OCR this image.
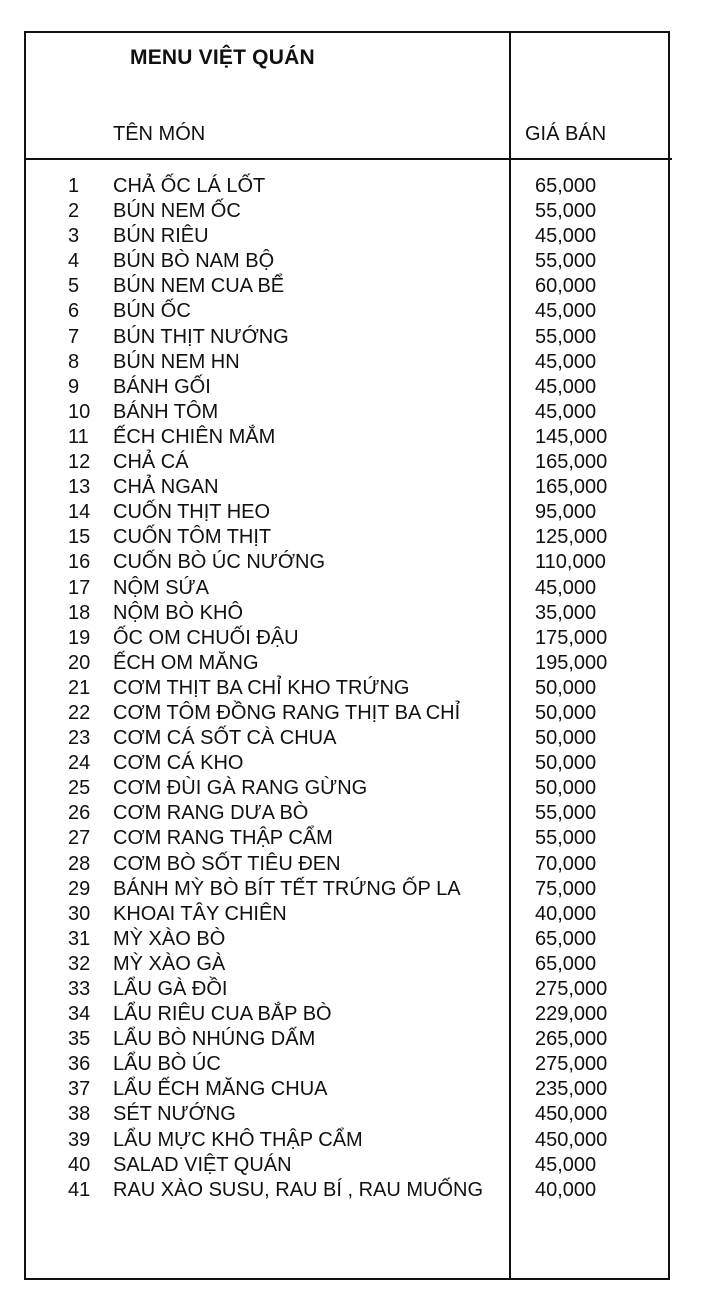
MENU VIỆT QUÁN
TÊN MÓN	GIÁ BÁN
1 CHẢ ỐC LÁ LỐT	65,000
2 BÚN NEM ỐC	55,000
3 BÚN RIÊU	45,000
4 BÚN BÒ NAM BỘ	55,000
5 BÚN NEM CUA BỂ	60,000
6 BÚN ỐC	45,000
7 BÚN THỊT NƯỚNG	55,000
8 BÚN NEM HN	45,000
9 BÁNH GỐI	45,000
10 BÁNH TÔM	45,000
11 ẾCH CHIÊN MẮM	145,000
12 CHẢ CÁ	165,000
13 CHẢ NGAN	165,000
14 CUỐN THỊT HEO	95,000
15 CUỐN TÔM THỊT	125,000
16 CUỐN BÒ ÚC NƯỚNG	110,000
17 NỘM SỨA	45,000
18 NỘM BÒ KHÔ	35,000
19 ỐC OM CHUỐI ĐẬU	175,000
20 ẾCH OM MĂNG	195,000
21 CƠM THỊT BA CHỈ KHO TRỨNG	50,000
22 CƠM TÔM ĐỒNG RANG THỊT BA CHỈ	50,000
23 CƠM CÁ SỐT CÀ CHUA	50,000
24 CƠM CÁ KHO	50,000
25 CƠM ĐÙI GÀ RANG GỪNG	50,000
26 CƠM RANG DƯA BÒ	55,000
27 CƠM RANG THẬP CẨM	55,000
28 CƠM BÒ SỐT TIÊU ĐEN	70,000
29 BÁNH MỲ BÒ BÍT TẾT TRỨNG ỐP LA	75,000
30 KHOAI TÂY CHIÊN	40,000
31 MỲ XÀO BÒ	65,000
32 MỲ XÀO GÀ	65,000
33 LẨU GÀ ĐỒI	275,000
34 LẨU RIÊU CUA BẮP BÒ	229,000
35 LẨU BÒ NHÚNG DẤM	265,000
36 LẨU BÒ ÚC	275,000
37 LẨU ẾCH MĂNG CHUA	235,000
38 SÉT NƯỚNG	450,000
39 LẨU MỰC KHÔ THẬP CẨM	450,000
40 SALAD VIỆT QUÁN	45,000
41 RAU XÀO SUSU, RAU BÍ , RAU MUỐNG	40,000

§ **Required task**:
Transcribe every entry word for word, but skip the pictures.

§ **Exercise response**:
OCR this image.
MENU VIỆT QUÁN
TÊN MÓN	GIÁ BÁN
1 CHẢ ỐC LÁ LỐT	65,000
2 BÚN NEM ỐC	55,000
3 BÚN RIÊU	45,000
4 BÚN BÒ NAM BỘ	55,000
5 BÚN NEM CUA BỂ	60,000
6 BÚN ỐC	45,000
7 BÚN THỊT NƯỚNG	55,000
8 BÚN NEM HN	45,000
9 BÁNH GỐI	45,000
10 BÁNH TÔM	45,000
11 ẾCH CHIÊN MẮM	145,000
12 CHẢ CÁ	165,000
13 CHẢ NGAN	165,000
14 CUỐN THỊT HEO	95,000
15 CUỐN TÔM THỊT	125,000
16 CUỐN BÒ ÚC NƯỚNG	110,000
17 NỘM SỨA	45,000
18 NỘM BÒ KHÔ	35,000
19 ỐC OM CHUỐI ĐẬU	175,000
20 ẾCH OM MĂNG	195,000
21 CƠM THỊT BA CHỈ KHO TRỨNG	50,000
22 CƠM TÔM ĐỒNG RANG THỊT BA CHỈ	50,000
23 CƠM CÁ SỐT CÀ CHUA	50,000
24 CƠM CÁ KHO	50,000
25 CƠM ĐÙI GÀ RANG GỪNG	50,000
26 CƠM RANG DƯA BÒ	55,000
27 CƠM RANG THẬP CẨM	55,000
28 CƠM BÒ SỐT TIÊU ĐEN	70,000
29 BÁNH MỲ BÒ BÍT TẾT TRỨNG ỐP LA	75,000
30 KHOAI TÂY CHIÊN	40,000
31 MỲ XÀO BÒ	65,000
32 MỲ XÀO GÀ	65,000
33 LẨU GÀ ĐỒI	275,000
34 LẨU RIÊU CUA BẮP BÒ	229,000
35 LẨU BÒ NHÚNG DẤM	265,000
36 LẨU BÒ ÚC	275,000
37 LẨU ẾCH MĂNG CHUA	235,000
38 SÉT NƯỚNG	450,000
39 LẨU MỰC KHÔ THẬP CẨM	450,000
40 SALAD VIỆT QUÁN	45,000
41 RAU XÀO SUSU, RAU BÍ , RAU MUỐNG	40,000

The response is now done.